27 Jul 2020 | Andrea Chalk Andrea Chalk, Academic Registrar, University of Gloucestershire, shares her reflections on the University becoming an early adopter of the Advance HE Professional Development of External Examiners course.

As an Academic Registrar, I have often (unsurprisingly) been heard to extol the many virtues of the external examining system as the cornerstone of Higher Education. However, if I’m absolutely honest, I have been less vocal about some of the niggling reservations that have crept into my mind across the years regarding the self-same system that we are so reliant upon. So I was incredibly interested when, in 2017, and as part of the HEFCE Degree standards project on external examining, the University of Gloucestershire (UoG) became an early adopter of the Advance HE (then HEA) Professional Development of External Examiners course. I was also very keen to take up the offer to be trained to become a facilitator of the course and have since partnered with my UoG colleague, Amanda Pill (Director of Quality Enhancement), to deliver the course to almost 60 delegates across a number of sessions.

The course has set out to enhance the quality of external examining by developing, through partnering HEIs, a generic Professional Development Course for External Examiners (EEs). So far, over 2,300 academics have taken the course with 47 higher education providers adopting the course for use in training their own staff…and this is where the UoG approach has diverged from that  adopted by many of the participating institutions.

| Stated task 1 |
Answer these from the post on external examiner training:
(a) In what year did the University of Gloucestershire become an early adopter of the course?
(b) What position does Amanda Pill hold?
(c) How many higher education providers have adopted the course to train their own staff?
| Stated task 2 |
Continue the post on external examiner training from its final sentence.

Data records
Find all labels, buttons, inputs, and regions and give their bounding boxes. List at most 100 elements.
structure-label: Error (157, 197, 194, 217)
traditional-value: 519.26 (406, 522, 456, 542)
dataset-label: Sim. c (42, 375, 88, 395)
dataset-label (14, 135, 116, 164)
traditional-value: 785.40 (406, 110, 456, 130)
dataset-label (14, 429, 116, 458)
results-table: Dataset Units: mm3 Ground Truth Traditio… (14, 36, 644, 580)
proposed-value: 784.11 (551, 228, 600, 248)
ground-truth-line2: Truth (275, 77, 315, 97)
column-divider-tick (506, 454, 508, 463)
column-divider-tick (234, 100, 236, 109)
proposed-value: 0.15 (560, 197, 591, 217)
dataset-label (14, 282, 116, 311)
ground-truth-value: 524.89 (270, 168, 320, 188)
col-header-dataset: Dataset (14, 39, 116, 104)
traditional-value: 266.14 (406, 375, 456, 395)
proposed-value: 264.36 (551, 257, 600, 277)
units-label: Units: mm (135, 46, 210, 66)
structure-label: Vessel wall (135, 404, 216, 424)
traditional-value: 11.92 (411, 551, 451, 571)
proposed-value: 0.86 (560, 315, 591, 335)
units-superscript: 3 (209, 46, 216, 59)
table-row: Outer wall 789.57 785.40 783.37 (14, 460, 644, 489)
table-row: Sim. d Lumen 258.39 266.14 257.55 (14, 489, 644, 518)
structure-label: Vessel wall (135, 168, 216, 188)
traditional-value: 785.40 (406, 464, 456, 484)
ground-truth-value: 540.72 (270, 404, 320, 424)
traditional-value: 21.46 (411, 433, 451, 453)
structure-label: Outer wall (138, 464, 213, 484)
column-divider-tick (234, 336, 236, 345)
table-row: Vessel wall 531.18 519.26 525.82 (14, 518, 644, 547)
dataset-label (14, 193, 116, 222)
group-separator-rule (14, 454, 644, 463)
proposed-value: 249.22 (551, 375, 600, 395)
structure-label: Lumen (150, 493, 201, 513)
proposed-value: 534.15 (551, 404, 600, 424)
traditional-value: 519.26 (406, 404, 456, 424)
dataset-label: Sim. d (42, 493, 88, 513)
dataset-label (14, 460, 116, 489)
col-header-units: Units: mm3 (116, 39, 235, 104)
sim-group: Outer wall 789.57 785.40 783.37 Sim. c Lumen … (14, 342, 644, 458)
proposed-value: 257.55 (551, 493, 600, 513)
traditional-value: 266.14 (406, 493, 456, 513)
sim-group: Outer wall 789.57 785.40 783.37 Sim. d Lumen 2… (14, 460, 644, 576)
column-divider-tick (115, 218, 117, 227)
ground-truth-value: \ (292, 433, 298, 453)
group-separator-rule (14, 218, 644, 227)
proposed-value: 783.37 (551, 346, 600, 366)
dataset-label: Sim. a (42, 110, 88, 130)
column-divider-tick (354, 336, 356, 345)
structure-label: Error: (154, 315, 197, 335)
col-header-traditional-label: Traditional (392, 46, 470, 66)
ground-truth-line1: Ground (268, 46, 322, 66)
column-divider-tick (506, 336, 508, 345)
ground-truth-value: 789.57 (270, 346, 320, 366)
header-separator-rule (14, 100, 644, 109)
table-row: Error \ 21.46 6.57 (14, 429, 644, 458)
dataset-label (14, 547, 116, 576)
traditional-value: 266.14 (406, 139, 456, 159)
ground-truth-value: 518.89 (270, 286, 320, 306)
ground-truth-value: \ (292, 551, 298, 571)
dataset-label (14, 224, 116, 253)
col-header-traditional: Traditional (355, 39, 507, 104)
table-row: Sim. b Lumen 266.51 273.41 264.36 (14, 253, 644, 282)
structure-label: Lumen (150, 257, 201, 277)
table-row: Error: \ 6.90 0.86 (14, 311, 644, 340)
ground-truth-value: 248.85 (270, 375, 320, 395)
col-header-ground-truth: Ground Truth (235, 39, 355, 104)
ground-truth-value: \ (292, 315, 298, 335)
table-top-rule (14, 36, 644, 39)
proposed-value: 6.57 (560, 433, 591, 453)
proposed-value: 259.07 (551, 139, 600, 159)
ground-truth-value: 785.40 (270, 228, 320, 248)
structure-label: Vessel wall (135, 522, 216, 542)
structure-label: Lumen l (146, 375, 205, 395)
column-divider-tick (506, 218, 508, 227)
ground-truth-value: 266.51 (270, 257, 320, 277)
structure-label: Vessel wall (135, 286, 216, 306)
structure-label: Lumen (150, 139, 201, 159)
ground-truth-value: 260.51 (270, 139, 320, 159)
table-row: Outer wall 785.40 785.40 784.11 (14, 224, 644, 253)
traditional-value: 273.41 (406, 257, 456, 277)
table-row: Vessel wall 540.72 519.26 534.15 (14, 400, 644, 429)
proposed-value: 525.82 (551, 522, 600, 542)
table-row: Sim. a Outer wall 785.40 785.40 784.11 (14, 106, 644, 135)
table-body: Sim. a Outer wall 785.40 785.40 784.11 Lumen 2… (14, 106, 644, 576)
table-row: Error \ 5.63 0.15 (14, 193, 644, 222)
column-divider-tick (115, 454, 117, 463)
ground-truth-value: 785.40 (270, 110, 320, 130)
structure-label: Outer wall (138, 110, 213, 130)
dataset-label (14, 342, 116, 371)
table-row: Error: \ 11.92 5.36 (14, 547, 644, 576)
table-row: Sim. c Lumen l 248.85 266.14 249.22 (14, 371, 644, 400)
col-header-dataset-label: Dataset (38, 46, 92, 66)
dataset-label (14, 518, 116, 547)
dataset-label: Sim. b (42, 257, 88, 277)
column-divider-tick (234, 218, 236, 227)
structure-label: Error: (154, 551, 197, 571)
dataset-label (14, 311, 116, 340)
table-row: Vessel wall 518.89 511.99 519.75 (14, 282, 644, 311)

| Expected answer 1 |
(a) 2017
(b) Director of Quality Enhancement
(c) 47

| Expected answer 2 |
The University of Gloucestershire took an early decision to deliver the course through not only the ‘export’ model (i.e. delivering to its own staff) but also through the ‘import’ model and this approach has proved to be very beneficial in a number of ways. The course is offered to all of the University’s EEs on a voluntary basis, whether existing or newly appointed, and although a relatively small number (15 to date) have taken up the opportunity, simply making this offer across the full EE cohort has been received as a very positive step. It sends a clear and unequivocal signal to the University’s EEs that it is interested in supporting their professional development. A further benefit of the import model is the fostering of serendipitous meetings that otherwise may not occur. The University’s EEs are suddenly thrust into a room for a day with a plethora of UoG staff who they wouldn’t otherwise have the opportunity to meet.  This has resulted in some very interesting conversations and debates that have enhanced the experience of all delegates, not least because the training session in itself becomes a unique melting pot of perspectives that couldn’t be recreated by UoG staff alone.

We often talk about our ‘external examining team’ but I wonder how much a part of a university its EEs actually feel? By including them within our invitation, I believe that we are taking a step in the right direction to foster this desired team approach and, in affirmation of this benefit, I have received numerous extremely positive comments from EEs who have taken up the opportunity to attend the course. These comments not only focus on the excellent content of the course but also on the opportunity to come together with UoG staff and EEs from other institutions. We have adopted a wider community approach to the roll-out of the course and it is clearly appreciated by all concerned.

In terms of the ‘export’ model, the course is not only offered to the University’s own academic staff who are (or aspire to be) external examiners for other institutions, but we have also chosen to offer the course more widely to any staff across the institution (ie including non-academic support staff) who may have an interest in attending. This decision has been driven by the clear positives, as documented by so many delegates, that go beyond raising awareness of the EE role as the course explores so much more in terms of the nature of standards in the higher education context.

I often joke that quality assurance is like health and safety – it’s the responsibility of everybody. By opening this course up to any and all interested parties, we are firmly communicating this message and it has been very gratefully received.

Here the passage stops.